Task brief:
Copy every line in the records below that contains the word "утворення".

Material provided:
● ● ● ● ● ● ●

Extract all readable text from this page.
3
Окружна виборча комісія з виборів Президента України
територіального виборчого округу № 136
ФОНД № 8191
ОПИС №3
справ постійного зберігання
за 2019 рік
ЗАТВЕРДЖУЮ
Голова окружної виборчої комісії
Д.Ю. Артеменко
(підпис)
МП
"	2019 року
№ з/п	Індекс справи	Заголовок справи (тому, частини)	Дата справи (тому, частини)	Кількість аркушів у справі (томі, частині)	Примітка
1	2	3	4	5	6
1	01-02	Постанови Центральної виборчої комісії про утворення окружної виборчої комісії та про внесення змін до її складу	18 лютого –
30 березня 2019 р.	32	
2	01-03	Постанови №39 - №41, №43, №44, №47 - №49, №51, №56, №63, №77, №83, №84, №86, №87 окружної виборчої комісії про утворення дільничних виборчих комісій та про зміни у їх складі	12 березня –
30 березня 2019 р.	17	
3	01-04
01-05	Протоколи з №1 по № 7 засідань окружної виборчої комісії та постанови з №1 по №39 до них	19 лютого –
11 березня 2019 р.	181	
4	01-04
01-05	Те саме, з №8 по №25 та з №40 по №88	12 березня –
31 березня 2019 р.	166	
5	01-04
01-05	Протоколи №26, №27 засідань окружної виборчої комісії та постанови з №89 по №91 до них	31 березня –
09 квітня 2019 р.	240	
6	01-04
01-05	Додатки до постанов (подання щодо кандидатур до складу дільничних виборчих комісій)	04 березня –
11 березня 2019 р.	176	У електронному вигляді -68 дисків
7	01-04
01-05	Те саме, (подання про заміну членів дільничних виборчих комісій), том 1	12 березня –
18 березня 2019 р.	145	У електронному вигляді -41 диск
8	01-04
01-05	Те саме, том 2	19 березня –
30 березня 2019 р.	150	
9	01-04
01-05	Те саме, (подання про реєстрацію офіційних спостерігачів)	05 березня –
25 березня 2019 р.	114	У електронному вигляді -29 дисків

● ● ● ● ● ● ●

Result of this exercise:
1	01-02	Постанови Центральної виборчої комісії про утворення окружної виборчої комісії та про внесення змін до її складу	18 лютого –
2	01-03	Постанови №39 - №41, №43, №44, №47 - №49, №51, №56, №63, №77, №83, №84, №86, №87 окружної виборчої комісії про утворення дільничних виборчих комісій та про зміни у їх складі	12 березня –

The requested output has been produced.